> [WORK REQUIRED]:
Copy whichever lines contain the string "icon".

(Saved entries)

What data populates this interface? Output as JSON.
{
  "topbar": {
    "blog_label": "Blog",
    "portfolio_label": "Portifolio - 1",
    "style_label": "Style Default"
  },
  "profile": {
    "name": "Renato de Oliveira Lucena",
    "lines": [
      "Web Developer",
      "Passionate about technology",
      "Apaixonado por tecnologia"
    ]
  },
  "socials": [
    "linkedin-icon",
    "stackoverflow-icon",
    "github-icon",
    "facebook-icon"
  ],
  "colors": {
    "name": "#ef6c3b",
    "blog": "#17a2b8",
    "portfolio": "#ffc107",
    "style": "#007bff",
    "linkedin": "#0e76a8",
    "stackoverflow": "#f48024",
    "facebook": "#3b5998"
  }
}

> [COMPLETE RESPONSE]:
    "linkedin-icon",
    "stackoverflow-icon",
    "github-icon",
    "facebook-icon"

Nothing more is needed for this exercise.